▶ [Task objective]
Please repeat all of the records below word for word, leaving out the pictures.

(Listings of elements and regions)
━━━━
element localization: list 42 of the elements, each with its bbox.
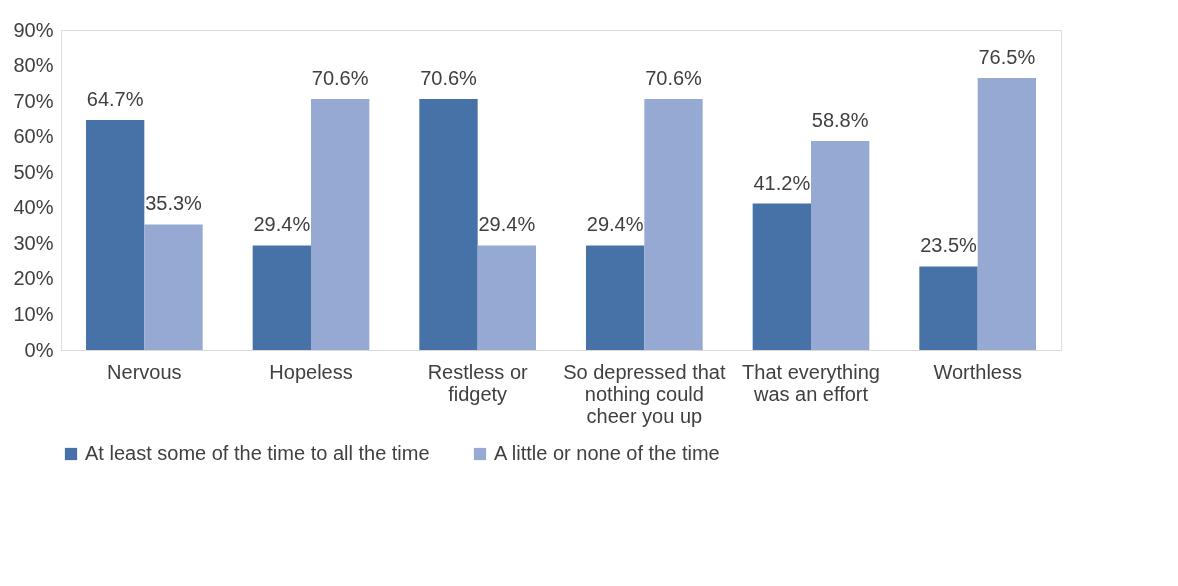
x-tick-label: So depressed that nothing could cheer you up (563, 360, 726, 427)
x-tick-label: Nervous (107, 360, 182, 383)
data-label: 70.6% (645, 66, 703, 89)
y-tick-label: 30% (13, 231, 54, 254)
bar (419, 98, 478, 350)
bar (919, 266, 978, 350)
bar (977, 78, 1036, 350)
bar (86, 119, 145, 350)
data-label: 41.2% (753, 171, 811, 194)
data-label: 70.6% (420, 66, 478, 89)
data-label: 70.6% (311, 66, 369, 89)
y-tick-label: 90% (13, 18, 54, 41)
bar (311, 98, 370, 350)
data-label: 35.3% (145, 192, 203, 215)
data-label: 76.5% (978, 46, 1036, 68)
y-tick-label: 10% (13, 302, 54, 325)
x-tick-label: Worthless (933, 360, 1022, 383)
bar (644, 98, 703, 350)
bar (252, 245, 311, 350)
legend-label: A little or none of the time (494, 442, 720, 464)
y-tick-label: 80% (13, 54, 54, 77)
y-tick-label: 60% (13, 125, 54, 148)
bar (144, 224, 203, 350)
x-tick-label: That everything was an effort (742, 360, 880, 405)
data-label: 29.4% (478, 213, 536, 236)
y-tick-label: 0% (24, 338, 54, 361)
bar (477, 245, 536, 350)
y-tick-label: 40% (13, 196, 54, 219)
y-tick-label: 50% (13, 160, 54, 183)
x-tick-label: Hopeless (269, 360, 353, 383)
data-label: 29.4% (586, 213, 644, 236)
x-tick-label: Restless or fidgety (427, 360, 529, 405)
y-tick-label: 20% (13, 267, 54, 290)
data-label: 58.8% (811, 108, 869, 131)
data-label: 64.7% (86, 87, 144, 110)
bar (752, 203, 811, 350)
bar (811, 140, 870, 350)
data-label: 29.4% (253, 213, 311, 236)
bar (586, 245, 645, 350)
y-tick-label: 70% (13, 89, 54, 112)
data-label: 23.5% (920, 234, 978, 257)
legend-label: At least some of the time to all the time (85, 442, 430, 464)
━━━━
▶ [Task result]
element localization: list 42 of the elements, each with its bbox.
x-tick-label: So depressed that nothing could cheer you up (563, 360, 726, 427)
x-tick-label: Nervous (107, 360, 182, 383)
data-label: 70.6% (645, 66, 703, 89)
y-tick-label: 30% (13, 231, 54, 254)
bar (419, 98, 478, 350)
bar (919, 266, 978, 350)
bar (977, 78, 1036, 350)
bar (86, 119, 145, 350)
data-label: 41.2% (753, 171, 811, 194)
data-label: 70.6% (420, 66, 478, 89)
data-label: 70.6% (311, 66, 369, 89)
y-tick-label: 90% (13, 18, 54, 41)
bar (311, 98, 370, 350)
data-label: 35.3% (145, 192, 203, 215)
data-label: 76.5% (978, 46, 1036, 68)
y-tick-label: 10% (13, 302, 54, 325)
x-tick-label: Worthless (933, 360, 1022, 383)
bar (644, 98, 703, 350)
bar (252, 245, 311, 350)
legend-label: A little or none of the time (494, 442, 720, 464)
y-tick-label: 80% (13, 54, 54, 77)
y-tick-label: 60% (13, 125, 54, 148)
bar (144, 224, 203, 350)
x-tick-label: That everything was an effort (742, 360, 880, 405)
data-label: 29.4% (478, 213, 536, 236)
y-tick-label: 0% (24, 338, 54, 361)
bar (477, 245, 536, 350)
y-tick-label: 40% (13, 196, 54, 219)
y-tick-label: 50% (13, 160, 54, 183)
x-tick-label: Hopeless (269, 360, 353, 383)
data-label: 29.4% (586, 213, 644, 236)
x-tick-label: Restless or fidgety (427, 360, 529, 405)
y-tick-label: 20% (13, 267, 54, 290)
data-label: 58.8% (811, 108, 869, 131)
data-label: 64.7% (86, 87, 144, 110)
bar (752, 203, 811, 350)
bar (811, 140, 870, 350)
data-label: 29.4% (253, 213, 311, 236)
bar (586, 245, 645, 350)
y-tick-label: 70% (13, 89, 54, 112)
data-label: 23.5% (920, 234, 978, 257)
legend-label: At least some of the time to all the time (85, 442, 430, 464)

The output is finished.